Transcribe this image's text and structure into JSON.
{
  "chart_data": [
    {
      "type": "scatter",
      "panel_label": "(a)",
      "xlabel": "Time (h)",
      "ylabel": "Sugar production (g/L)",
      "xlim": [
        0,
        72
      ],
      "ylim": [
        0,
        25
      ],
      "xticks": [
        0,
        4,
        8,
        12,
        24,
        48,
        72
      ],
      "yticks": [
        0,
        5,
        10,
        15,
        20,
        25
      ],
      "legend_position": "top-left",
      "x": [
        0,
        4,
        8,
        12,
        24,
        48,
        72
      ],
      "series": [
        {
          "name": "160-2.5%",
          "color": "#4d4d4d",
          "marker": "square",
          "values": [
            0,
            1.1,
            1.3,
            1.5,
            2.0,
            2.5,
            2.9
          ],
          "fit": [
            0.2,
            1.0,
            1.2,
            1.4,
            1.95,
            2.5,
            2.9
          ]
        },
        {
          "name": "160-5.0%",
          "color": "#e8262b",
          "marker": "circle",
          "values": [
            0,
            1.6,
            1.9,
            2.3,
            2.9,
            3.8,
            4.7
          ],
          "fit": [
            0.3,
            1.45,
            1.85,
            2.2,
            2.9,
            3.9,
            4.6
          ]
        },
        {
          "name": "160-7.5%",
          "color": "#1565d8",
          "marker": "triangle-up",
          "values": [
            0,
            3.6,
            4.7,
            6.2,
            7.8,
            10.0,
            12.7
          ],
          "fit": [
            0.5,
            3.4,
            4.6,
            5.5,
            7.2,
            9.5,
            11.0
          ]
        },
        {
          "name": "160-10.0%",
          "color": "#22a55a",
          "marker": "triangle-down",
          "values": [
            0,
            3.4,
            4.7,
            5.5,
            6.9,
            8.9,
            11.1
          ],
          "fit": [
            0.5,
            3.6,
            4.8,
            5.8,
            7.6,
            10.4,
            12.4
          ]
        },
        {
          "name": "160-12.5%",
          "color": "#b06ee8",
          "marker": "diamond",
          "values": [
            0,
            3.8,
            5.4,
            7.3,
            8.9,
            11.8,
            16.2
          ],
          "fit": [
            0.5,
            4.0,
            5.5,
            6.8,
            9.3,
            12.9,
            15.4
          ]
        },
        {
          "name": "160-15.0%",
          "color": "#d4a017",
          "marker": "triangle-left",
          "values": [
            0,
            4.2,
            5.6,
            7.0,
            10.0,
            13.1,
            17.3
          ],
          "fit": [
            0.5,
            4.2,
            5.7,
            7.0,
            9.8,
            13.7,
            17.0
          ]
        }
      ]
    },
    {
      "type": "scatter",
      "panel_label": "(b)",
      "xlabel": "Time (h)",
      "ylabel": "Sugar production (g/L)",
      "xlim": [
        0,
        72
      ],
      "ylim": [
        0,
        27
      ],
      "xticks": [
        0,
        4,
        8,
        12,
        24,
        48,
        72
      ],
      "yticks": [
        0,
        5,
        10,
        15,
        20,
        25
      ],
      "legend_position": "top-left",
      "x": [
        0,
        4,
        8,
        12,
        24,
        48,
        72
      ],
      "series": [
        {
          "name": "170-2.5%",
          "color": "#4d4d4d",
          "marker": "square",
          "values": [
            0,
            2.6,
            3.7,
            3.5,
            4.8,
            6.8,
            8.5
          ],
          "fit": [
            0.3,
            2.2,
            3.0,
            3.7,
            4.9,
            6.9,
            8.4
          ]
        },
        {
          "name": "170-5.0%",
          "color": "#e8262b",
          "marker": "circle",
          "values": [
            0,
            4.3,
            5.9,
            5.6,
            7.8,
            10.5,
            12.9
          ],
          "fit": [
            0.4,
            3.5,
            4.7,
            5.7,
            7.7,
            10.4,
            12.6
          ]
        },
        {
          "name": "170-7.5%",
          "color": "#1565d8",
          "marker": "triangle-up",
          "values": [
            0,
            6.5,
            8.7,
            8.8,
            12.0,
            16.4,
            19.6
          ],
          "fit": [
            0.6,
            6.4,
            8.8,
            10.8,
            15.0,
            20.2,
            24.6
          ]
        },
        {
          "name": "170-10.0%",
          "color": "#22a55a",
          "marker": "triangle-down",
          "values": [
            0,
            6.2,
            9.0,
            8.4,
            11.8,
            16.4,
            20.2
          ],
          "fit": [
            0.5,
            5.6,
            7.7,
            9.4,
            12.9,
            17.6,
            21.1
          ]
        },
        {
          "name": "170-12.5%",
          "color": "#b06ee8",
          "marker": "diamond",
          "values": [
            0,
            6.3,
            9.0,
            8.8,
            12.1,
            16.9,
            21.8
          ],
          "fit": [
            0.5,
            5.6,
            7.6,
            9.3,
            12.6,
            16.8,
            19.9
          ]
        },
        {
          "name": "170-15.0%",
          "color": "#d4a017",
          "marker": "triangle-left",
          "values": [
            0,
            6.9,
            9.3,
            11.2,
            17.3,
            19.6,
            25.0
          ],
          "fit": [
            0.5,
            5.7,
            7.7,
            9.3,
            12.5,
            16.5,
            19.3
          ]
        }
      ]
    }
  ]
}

_WORK REQUIRED_: Produce an exact copy of the whole listing.

_ANSWER TO THE TASK_:
Transcribe this image's text and structure into JSON.
{
  "chart_data": [
    {
      "type": "scatter",
      "panel_label": "(a)",
      "xlabel": "Time (h)",
      "ylabel": "Sugar production (g/L)",
      "xlim": [
        0,
        72
      ],
      "ylim": [
        0,
        25
      ],
      "xticks": [
        0,
        4,
        8,
        12,
        24,
        48,
        72
      ],
      "yticks": [
        0,
        5,
        10,
        15,
        20,
        25
      ],
      "legend_position": "top-left",
      "x": [
        0,
        4,
        8,
        12,
        24,
        48,
        72
      ],
      "series": [
        {
          "name": "160-2.5%",
          "color": "#4d4d4d",
          "marker": "square",
          "values": [
            0,
            1.1,
            1.3,
            1.5,
            2.0,
            2.5,
            2.9
          ],
          "fit": [
            0.2,
            1.0,
            1.2,
            1.4,
            1.95,
            2.5,
            2.9
          ]
        },
        {
          "name": "160-5.0%",
          "color": "#e8262b",
          "marker": "circle",
          "values": [
            0,
            1.6,
            1.9,
            2.3,
            2.9,
            3.8,
            4.7
          ],
          "fit": [
            0.3,
            1.45,
            1.85,
            2.2,
            2.9,
            3.9,
            4.6
          ]
        },
        {
          "name": "160-7.5%",
          "color": "#1565d8",
          "marker": "triangle-up",
          "values": [
            0,
            3.6,
            4.7,
            6.2,
            7.8,
            10.0,
            12.7
          ],
          "fit": [
            0.5,
            3.4,
            4.6,
            5.5,
            7.2,
            9.5,
            11.0
          ]
        },
        {
          "name": "160-10.0%",
          "color": "#22a55a",
          "marker": "triangle-down",
          "values": [
            0,
            3.4,
            4.7,
            5.5,
            6.9,
            8.9,
            11.1
          ],
          "fit": [
            0.5,
            3.6,
            4.8,
            5.8,
            7.6,
            10.4,
            12.4
          ]
        },
        {
          "name": "160-12.5%",
          "color": "#b06ee8",
          "marker": "diamond",
          "values": [
            0,
            3.8,
            5.4,
            7.3,
            8.9,
            11.8,
            16.2
          ],
          "fit": [
            0.5,
            4.0,
            5.5,
            6.8,
            9.3,
            12.9,
            15.4
          ]
        },
        {
          "name": "160-15.0%",
          "color": "#d4a017",
          "marker": "triangle-left",
          "values": [
            0,
            4.2,
            5.6,
            7.0,
            10.0,
            13.1,
            17.3
          ],
          "fit": [
            0.5,
            4.2,
            5.7,
            7.0,
            9.8,
            13.7,
            17.0
          ]
        }
      ]
    },
    {
      "type": "scatter",
      "panel_label": "(b)",
      "xlabel": "Time (h)",
      "ylabel": "Sugar production (g/L)",
      "xlim": [
        0,
        72
      ],
      "ylim": [
        0,
        27
      ],
      "xticks": [
        0,
        4,
        8,
        12,
        24,
        48,
        72
      ],
      "yticks": [
        0,
        5,
        10,
        15,
        20,
        25
      ],
      "legend_position": "top-left",
      "x": [
        0,
        4,
        8,
        12,
        24,
        48,
        72
      ],
      "series": [
        {
          "name": "170-2.5%",
          "color": "#4d4d4d",
          "marker": "square",
          "values": [
            0,
            2.6,
            3.7,
            3.5,
            4.8,
            6.8,
            8.5
          ],
          "fit": [
            0.3,
            2.2,
            3.0,
            3.7,
            4.9,
            6.9,
            8.4
          ]
        },
        {
          "name": "170-5.0%",
          "color": "#e8262b",
          "marker": "circle",
          "values": [
            0,
            4.3,
            5.9,
            5.6,
            7.8,
            10.5,
            12.9
          ],
          "fit": [
            0.4,
            3.5,
            4.7,
            5.7,
            7.7,
            10.4,
            12.6
          ]
        },
        {
          "name": "170-7.5%",
          "color": "#1565d8",
          "marker": "triangle-up",
          "values": [
            0,
            6.5,
            8.7,
            8.8,
            12.0,
            16.4,
            19.6
          ],
          "fit": [
            0.6,
            6.4,
            8.8,
            10.8,
            15.0,
            20.2,
            24.6
          ]
        },
        {
          "name": "170-10.0%",
          "color": "#22a55a",
          "marker": "triangle-down",
          "values": [
            0,
            6.2,
            9.0,
            8.4,
            11.8,
            16.4,
            20.2
          ],
          "fit": [
            0.5,
            5.6,
            7.7,
            9.4,
            12.9,
            17.6,
            21.1
          ]
        },
        {
          "name": "170-12.5%",
          "color": "#b06ee8",
          "marker": "diamond",
          "values": [
            0,
            6.3,
            9.0,
            8.8,
            12.1,
            16.9,
            21.8
          ],
          "fit": [
            0.5,
            5.6,
            7.6,
            9.3,
            12.6,
            16.8,
            19.9
          ]
        },
        {
          "name": "170-15.0%",
          "color": "#d4a017",
          "marker": "triangle-left",
          "values": [
            0,
            6.9,
            9.3,
            11.2,
            17.3,
            19.6,
            25.0
          ],
          "fit": [
            0.5,
            5.7,
            7.7,
            9.3,
            12.5,
            16.5,
            19.3
          ]
        }
      ]
    }
  ]
}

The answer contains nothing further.